-- Start of Data excerpts --

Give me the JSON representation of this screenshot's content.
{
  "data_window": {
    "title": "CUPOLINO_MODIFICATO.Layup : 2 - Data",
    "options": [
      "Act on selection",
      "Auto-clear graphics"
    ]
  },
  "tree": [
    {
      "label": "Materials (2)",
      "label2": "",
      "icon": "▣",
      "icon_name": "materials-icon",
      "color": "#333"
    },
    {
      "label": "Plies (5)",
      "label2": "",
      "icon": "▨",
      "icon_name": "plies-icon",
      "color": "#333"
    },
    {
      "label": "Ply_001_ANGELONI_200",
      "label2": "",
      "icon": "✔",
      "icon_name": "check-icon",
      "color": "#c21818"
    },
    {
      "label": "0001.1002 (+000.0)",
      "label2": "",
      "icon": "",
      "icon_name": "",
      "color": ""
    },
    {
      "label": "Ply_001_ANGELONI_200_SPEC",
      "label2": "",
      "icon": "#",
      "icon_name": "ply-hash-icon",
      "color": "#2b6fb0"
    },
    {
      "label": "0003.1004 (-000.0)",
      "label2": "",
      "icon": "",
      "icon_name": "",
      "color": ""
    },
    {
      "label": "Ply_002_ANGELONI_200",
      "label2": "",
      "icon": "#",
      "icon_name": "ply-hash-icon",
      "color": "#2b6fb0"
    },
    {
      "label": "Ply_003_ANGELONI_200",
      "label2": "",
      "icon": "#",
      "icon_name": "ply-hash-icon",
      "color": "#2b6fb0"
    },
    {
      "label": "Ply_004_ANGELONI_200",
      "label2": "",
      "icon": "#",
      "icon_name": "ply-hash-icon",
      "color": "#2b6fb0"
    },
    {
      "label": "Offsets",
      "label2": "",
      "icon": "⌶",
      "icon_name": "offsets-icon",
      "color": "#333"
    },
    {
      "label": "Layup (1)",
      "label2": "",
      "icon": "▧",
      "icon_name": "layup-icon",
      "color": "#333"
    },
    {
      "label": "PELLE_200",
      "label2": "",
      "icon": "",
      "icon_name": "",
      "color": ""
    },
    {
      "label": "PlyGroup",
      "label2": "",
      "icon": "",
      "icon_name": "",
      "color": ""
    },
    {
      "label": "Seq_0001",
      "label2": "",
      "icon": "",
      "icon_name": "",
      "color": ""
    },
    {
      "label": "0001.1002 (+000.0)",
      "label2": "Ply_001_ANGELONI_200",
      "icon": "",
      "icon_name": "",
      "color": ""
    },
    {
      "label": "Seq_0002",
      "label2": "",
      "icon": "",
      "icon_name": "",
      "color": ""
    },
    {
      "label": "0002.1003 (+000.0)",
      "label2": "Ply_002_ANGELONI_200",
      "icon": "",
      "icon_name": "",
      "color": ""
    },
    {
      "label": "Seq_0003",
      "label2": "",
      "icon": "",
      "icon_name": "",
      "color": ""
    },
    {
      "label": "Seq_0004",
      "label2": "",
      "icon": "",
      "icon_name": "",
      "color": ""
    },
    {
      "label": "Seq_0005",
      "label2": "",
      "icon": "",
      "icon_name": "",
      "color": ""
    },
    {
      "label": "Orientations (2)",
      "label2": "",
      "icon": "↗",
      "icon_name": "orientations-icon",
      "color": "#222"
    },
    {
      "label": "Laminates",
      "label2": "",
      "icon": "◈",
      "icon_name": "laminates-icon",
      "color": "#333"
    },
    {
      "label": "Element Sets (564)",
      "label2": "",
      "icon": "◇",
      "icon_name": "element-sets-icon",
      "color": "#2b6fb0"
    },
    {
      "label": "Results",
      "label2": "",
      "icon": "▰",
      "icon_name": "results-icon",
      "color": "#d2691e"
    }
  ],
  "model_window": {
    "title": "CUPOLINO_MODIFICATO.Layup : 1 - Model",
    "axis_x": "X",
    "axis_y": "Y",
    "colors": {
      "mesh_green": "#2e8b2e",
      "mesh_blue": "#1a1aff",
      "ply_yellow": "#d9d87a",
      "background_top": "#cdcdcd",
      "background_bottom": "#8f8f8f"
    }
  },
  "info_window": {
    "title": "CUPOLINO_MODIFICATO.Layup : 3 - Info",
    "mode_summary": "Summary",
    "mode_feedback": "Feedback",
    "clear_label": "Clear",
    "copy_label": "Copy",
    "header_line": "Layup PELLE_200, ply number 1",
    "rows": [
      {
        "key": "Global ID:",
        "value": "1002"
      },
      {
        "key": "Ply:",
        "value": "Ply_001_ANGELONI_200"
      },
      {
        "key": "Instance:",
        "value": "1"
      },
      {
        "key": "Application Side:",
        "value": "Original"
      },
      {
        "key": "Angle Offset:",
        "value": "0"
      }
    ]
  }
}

-- End of Data excerpts --

**Aim of the exercise**
Report every line in the data above in which the word "value" appears.

**Exercise result**
        "value": "1002"
        "value": "Ply_001_ANGELONI_200"
        "value": "1"
        "value": "Original"
        "value": "0"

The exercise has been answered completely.